## Exercise task
Write out the material exactly, with the pictures left out.

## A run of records
## START

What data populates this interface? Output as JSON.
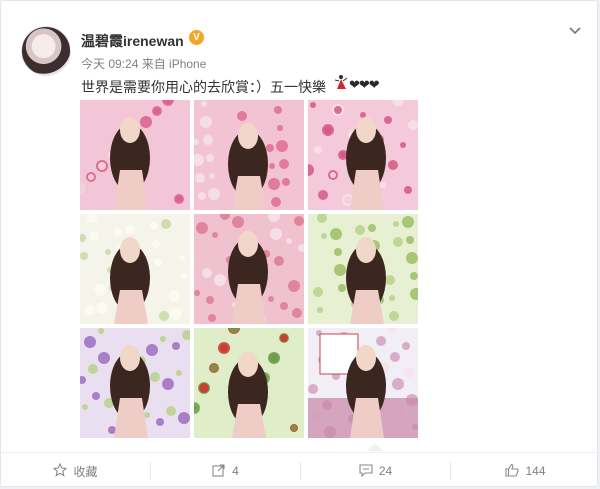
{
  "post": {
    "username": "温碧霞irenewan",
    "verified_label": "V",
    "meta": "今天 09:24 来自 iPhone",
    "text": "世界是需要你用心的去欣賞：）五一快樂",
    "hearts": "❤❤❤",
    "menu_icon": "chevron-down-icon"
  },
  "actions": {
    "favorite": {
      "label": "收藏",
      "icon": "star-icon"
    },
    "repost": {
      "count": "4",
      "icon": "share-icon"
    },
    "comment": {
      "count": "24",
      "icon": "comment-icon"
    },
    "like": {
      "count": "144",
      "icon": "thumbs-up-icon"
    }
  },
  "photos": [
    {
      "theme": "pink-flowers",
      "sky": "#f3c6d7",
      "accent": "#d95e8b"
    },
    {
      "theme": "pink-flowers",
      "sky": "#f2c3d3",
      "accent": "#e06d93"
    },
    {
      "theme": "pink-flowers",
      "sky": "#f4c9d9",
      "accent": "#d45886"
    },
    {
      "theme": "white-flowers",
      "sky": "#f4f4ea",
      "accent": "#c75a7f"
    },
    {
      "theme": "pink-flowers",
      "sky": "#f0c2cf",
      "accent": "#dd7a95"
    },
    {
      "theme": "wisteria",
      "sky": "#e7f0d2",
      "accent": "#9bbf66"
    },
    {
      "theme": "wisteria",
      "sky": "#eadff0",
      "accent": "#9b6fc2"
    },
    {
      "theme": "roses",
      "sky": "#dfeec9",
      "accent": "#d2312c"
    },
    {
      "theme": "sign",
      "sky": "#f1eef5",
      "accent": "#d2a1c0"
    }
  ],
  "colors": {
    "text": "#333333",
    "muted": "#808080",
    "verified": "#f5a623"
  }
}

## END

## The output
What data populates this interface? Output as JSON.
{
  "post": {
    "username": "温碧霞irenewan",
    "verified_label": "V",
    "meta": "今天 09:24 来自 iPhone",
    "text": "世界是需要你用心的去欣賞：）五一快樂",
    "hearts": "❤❤❤",
    "menu_icon": "chevron-down-icon"
  },
  "actions": {
    "favorite": {
      "label": "收藏",
      "icon": "star-icon"
    },
    "repost": {
      "count": "4",
      "icon": "share-icon"
    },
    "comment": {
      "count": "24",
      "icon": "comment-icon"
    },
    "like": {
      "count": "144",
      "icon": "thumbs-up-icon"
    }
  },
  "photos": [
    {
      "theme": "pink-flowers",
      "sky": "#f3c6d7",
      "accent": "#d95e8b"
    },
    {
      "theme": "pink-flowers",
      "sky": "#f2c3d3",
      "accent": "#e06d93"
    },
    {
      "theme": "pink-flowers",
      "sky": "#f4c9d9",
      "accent": "#d45886"
    },
    {
      "theme": "white-flowers",
      "sky": "#f4f4ea",
      "accent": "#c75a7f"
    },
    {
      "theme": "pink-flowers",
      "sky": "#f0c2cf",
      "accent": "#dd7a95"
    },
    {
      "theme": "wisteria",
      "sky": "#e7f0d2",
      "accent": "#9bbf66"
    },
    {
      "theme": "wisteria",
      "sky": "#eadff0",
      "accent": "#9b6fc2"
    },
    {
      "theme": "roses",
      "sky": "#dfeec9",
      "accent": "#d2312c"
    },
    {
      "theme": "sign",
      "sky": "#f1eef5",
      "accent": "#d2a1c0"
    }
  ],
  "colors": {
    "text": "#333333",
    "muted": "#808080",
    "verified": "#f5a623"
  }
}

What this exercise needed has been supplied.